**TASK TO COMPLETE**
Transcribe all of the records precisely as they are presented.

(Records from a collection of figures)
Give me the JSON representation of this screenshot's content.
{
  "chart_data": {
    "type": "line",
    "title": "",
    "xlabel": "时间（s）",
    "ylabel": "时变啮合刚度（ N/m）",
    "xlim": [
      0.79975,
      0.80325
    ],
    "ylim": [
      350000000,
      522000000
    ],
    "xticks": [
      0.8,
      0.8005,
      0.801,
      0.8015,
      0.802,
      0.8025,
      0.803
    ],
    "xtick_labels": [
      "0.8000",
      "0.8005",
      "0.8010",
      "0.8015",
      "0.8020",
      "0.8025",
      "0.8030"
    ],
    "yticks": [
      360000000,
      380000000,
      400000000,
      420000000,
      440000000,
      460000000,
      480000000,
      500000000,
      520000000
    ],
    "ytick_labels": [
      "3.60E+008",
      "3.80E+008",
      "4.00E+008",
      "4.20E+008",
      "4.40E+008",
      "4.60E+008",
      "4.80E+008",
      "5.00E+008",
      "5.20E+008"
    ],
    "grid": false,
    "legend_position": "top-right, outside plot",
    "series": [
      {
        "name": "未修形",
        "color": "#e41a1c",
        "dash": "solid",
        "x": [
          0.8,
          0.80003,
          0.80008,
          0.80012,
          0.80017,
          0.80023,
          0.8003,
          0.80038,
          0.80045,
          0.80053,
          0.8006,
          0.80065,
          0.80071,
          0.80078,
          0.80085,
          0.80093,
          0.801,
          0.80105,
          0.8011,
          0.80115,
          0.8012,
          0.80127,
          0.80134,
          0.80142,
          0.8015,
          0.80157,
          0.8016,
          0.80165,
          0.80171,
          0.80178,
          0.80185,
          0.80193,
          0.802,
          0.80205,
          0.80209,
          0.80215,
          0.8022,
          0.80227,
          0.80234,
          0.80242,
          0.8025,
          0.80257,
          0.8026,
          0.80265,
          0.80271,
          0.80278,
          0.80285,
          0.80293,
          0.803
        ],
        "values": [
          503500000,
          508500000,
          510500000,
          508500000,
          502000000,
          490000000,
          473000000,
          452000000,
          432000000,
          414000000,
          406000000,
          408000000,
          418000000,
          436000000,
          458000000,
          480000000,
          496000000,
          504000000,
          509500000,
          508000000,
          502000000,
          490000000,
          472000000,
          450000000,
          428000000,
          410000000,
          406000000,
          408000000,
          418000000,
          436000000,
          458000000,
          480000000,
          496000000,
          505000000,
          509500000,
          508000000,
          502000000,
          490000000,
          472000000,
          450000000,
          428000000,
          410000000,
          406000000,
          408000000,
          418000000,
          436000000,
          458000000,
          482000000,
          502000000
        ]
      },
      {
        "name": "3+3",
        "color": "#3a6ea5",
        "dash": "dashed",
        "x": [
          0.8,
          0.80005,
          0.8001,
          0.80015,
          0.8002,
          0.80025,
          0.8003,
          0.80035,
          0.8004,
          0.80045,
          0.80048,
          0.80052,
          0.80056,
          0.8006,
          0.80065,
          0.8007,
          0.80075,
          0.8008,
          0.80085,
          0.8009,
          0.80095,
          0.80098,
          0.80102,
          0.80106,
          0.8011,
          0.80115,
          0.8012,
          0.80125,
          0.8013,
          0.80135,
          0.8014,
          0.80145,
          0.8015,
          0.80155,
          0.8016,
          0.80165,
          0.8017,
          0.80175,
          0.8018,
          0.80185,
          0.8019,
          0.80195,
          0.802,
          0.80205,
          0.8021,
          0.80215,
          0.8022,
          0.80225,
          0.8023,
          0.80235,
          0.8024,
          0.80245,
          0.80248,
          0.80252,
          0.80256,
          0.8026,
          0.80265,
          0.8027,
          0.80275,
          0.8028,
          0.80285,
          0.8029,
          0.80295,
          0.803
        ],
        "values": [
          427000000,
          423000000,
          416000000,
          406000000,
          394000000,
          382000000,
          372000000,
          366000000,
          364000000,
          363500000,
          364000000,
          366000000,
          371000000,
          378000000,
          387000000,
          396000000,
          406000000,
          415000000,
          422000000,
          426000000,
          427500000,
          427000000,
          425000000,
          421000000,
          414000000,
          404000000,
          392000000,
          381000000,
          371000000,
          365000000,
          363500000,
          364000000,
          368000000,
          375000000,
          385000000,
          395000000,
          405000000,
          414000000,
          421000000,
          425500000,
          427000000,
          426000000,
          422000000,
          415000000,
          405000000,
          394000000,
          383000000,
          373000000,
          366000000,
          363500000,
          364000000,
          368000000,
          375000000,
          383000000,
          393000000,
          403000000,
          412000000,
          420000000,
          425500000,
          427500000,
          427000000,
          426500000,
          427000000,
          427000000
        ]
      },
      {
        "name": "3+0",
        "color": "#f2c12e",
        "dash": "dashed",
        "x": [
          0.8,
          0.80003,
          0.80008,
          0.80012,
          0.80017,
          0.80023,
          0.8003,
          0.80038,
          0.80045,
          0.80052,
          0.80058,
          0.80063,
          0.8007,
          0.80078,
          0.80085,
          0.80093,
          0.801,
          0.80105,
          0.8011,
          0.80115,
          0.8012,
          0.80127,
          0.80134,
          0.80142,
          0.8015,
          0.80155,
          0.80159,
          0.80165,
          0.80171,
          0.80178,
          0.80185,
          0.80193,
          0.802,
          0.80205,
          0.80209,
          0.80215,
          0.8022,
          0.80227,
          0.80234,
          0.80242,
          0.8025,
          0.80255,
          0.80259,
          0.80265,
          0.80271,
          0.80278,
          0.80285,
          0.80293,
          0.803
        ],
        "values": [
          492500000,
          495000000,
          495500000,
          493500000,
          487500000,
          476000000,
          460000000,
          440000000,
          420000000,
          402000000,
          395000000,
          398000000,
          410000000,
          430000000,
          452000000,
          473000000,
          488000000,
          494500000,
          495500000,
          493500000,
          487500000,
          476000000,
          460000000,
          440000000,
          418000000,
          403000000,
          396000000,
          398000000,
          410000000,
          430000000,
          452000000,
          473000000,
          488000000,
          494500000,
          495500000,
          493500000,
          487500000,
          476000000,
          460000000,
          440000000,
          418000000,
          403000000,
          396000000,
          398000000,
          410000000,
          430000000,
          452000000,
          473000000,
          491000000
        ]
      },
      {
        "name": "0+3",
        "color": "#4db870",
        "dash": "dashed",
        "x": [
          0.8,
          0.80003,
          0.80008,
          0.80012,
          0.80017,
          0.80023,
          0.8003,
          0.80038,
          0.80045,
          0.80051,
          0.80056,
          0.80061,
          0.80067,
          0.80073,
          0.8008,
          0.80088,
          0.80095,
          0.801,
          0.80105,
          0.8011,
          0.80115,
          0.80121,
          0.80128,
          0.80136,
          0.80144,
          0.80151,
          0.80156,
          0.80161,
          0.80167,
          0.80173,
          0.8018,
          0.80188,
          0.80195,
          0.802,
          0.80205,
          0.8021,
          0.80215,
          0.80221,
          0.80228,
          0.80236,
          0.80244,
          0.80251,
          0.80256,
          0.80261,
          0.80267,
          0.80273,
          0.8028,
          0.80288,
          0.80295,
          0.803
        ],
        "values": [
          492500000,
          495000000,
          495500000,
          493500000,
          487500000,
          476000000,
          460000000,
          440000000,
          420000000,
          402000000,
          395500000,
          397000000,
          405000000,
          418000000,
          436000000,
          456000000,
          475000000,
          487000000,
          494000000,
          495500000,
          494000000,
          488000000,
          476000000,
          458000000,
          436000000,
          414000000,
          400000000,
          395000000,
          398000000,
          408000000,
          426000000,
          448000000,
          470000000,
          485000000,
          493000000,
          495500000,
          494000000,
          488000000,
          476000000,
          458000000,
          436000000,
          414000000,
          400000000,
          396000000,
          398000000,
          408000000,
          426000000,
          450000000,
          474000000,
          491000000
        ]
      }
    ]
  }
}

**FINISHED EXERCISE**
Give me the JSON representation of this screenshot's content.
{
  "chart_data": {
    "type": "line",
    "title": "",
    "xlabel": "时间（s）",
    "ylabel": "时变啮合刚度（ N/m）",
    "xlim": [
      0.79975,
      0.80325
    ],
    "ylim": [
      350000000,
      522000000
    ],
    "xticks": [
      0.8,
      0.8005,
      0.801,
      0.8015,
      0.802,
      0.8025,
      0.803
    ],
    "xtick_labels": [
      "0.8000",
      "0.8005",
      "0.8010",
      "0.8015",
      "0.8020",
      "0.8025",
      "0.8030"
    ],
    "yticks": [
      360000000,
      380000000,
      400000000,
      420000000,
      440000000,
      460000000,
      480000000,
      500000000,
      520000000
    ],
    "ytick_labels": [
      "3.60E+008",
      "3.80E+008",
      "4.00E+008",
      "4.20E+008",
      "4.40E+008",
      "4.60E+008",
      "4.80E+008",
      "5.00E+008",
      "5.20E+008"
    ],
    "grid": false,
    "legend_position": "top-right, outside plot",
    "series": [
      {
        "name": "未修形",
        "color": "#e41a1c",
        "dash": "solid",
        "x": [
          0.8,
          0.80003,
          0.80008,
          0.80012,
          0.80017,
          0.80023,
          0.8003,
          0.80038,
          0.80045,
          0.80053,
          0.8006,
          0.80065,
          0.80071,
          0.80078,
          0.80085,
          0.80093,
          0.801,
          0.80105,
          0.8011,
          0.80115,
          0.8012,
          0.80127,
          0.80134,
          0.80142,
          0.8015,
          0.80157,
          0.8016,
          0.80165,
          0.80171,
          0.80178,
          0.80185,
          0.80193,
          0.802,
          0.80205,
          0.80209,
          0.80215,
          0.8022,
          0.80227,
          0.80234,
          0.80242,
          0.8025,
          0.80257,
          0.8026,
          0.80265,
          0.80271,
          0.80278,
          0.80285,
          0.80293,
          0.803
        ],
        "values": [
          503500000,
          508500000,
          510500000,
          508500000,
          502000000,
          490000000,
          473000000,
          452000000,
          432000000,
          414000000,
          406000000,
          408000000,
          418000000,
          436000000,
          458000000,
          480000000,
          496000000,
          504000000,
          509500000,
          508000000,
          502000000,
          490000000,
          472000000,
          450000000,
          428000000,
          410000000,
          406000000,
          408000000,
          418000000,
          436000000,
          458000000,
          480000000,
          496000000,
          505000000,
          509500000,
          508000000,
          502000000,
          490000000,
          472000000,
          450000000,
          428000000,
          410000000,
          406000000,
          408000000,
          418000000,
          436000000,
          458000000,
          482000000,
          502000000
        ]
      },
      {
        "name": "3+3",
        "color": "#3a6ea5",
        "dash": "dashed",
        "x": [
          0.8,
          0.80005,
          0.8001,
          0.80015,
          0.8002,
          0.80025,
          0.8003,
          0.80035,
          0.8004,
          0.80045,
          0.80048,
          0.80052,
          0.80056,
          0.8006,
          0.80065,
          0.8007,
          0.80075,
          0.8008,
          0.80085,
          0.8009,
          0.80095,
          0.80098,
          0.80102,
          0.80106,
          0.8011,
          0.80115,
          0.8012,
          0.80125,
          0.8013,
          0.80135,
          0.8014,
          0.80145,
          0.8015,
          0.80155,
          0.8016,
          0.80165,
          0.8017,
          0.80175,
          0.8018,
          0.80185,
          0.8019,
          0.80195,
          0.802,
          0.80205,
          0.8021,
          0.80215,
          0.8022,
          0.80225,
          0.8023,
          0.80235,
          0.8024,
          0.80245,
          0.80248,
          0.80252,
          0.80256,
          0.8026,
          0.80265,
          0.8027,
          0.80275,
          0.8028,
          0.80285,
          0.8029,
          0.80295,
          0.803
        ],
        "values": [
          427000000,
          423000000,
          416000000,
          406000000,
          394000000,
          382000000,
          372000000,
          366000000,
          364000000,
          363500000,
          364000000,
          366000000,
          371000000,
          378000000,
          387000000,
          396000000,
          406000000,
          415000000,
          422000000,
          426000000,
          427500000,
          427000000,
          425000000,
          421000000,
          414000000,
          404000000,
          392000000,
          381000000,
          371000000,
          365000000,
          363500000,
          364000000,
          368000000,
          375000000,
          385000000,
          395000000,
          405000000,
          414000000,
          421000000,
          425500000,
          427000000,
          426000000,
          422000000,
          415000000,
          405000000,
          394000000,
          383000000,
          373000000,
          366000000,
          363500000,
          364000000,
          368000000,
          375000000,
          383000000,
          393000000,
          403000000,
          412000000,
          420000000,
          425500000,
          427500000,
          427000000,
          426500000,
          427000000,
          427000000
        ]
      },
      {
        "name": "3+0",
        "color": "#f2c12e",
        "dash": "dashed",
        "x": [
          0.8,
          0.80003,
          0.80008,
          0.80012,
          0.80017,
          0.80023,
          0.8003,
          0.80038,
          0.80045,
          0.80052,
          0.80058,
          0.80063,
          0.8007,
          0.80078,
          0.80085,
          0.80093,
          0.801,
          0.80105,
          0.8011,
          0.80115,
          0.8012,
          0.80127,
          0.80134,
          0.80142,
          0.8015,
          0.80155,
          0.80159,
          0.80165,
          0.80171,
          0.80178,
          0.80185,
          0.80193,
          0.802,
          0.80205,
          0.80209,
          0.80215,
          0.8022,
          0.80227,
          0.80234,
          0.80242,
          0.8025,
          0.80255,
          0.80259,
          0.80265,
          0.80271,
          0.80278,
          0.80285,
          0.80293,
          0.803
        ],
        "values": [
          492500000,
          495000000,
          495500000,
          493500000,
          487500000,
          476000000,
          460000000,
          440000000,
          420000000,
          402000000,
          395000000,
          398000000,
          410000000,
          430000000,
          452000000,
          473000000,
          488000000,
          494500000,
          495500000,
          493500000,
          487500000,
          476000000,
          460000000,
          440000000,
          418000000,
          403000000,
          396000000,
          398000000,
          410000000,
          430000000,
          452000000,
          473000000,
          488000000,
          494500000,
          495500000,
          493500000,
          487500000,
          476000000,
          460000000,
          440000000,
          418000000,
          403000000,
          396000000,
          398000000,
          410000000,
          430000000,
          452000000,
          473000000,
          491000000
        ]
      },
      {
        "name": "0+3",
        "color": "#4db870",
        "dash": "dashed",
        "x": [
          0.8,
          0.80003,
          0.80008,
          0.80012,
          0.80017,
          0.80023,
          0.8003,
          0.80038,
          0.80045,
          0.80051,
          0.80056,
          0.80061,
          0.80067,
          0.80073,
          0.8008,
          0.80088,
          0.80095,
          0.801,
          0.80105,
          0.8011,
          0.80115,
          0.80121,
          0.80128,
          0.80136,
          0.80144,
          0.80151,
          0.80156,
          0.80161,
          0.80167,
          0.80173,
          0.8018,
          0.80188,
          0.80195,
          0.802,
          0.80205,
          0.8021,
          0.80215,
          0.80221,
          0.80228,
          0.80236,
          0.80244,
          0.80251,
          0.80256,
          0.80261,
          0.80267,
          0.80273,
          0.8028,
          0.80288,
          0.80295,
          0.803
        ],
        "values": [
          492500000,
          495000000,
          495500000,
          493500000,
          487500000,
          476000000,
          460000000,
          440000000,
          420000000,
          402000000,
          395500000,
          397000000,
          405000000,
          418000000,
          436000000,
          456000000,
          475000000,
          487000000,
          494000000,
          495500000,
          494000000,
          488000000,
          476000000,
          458000000,
          436000000,
          414000000,
          400000000,
          395000000,
          398000000,
          408000000,
          426000000,
          448000000,
          470000000,
          485000000,
          493000000,
          495500000,
          494000000,
          488000000,
          476000000,
          458000000,
          436000000,
          414000000,
          400000000,
          396000000,
          398000000,
          408000000,
          426000000,
          450000000,
          474000000,
          491000000
        ]
      }
    ]
  }
}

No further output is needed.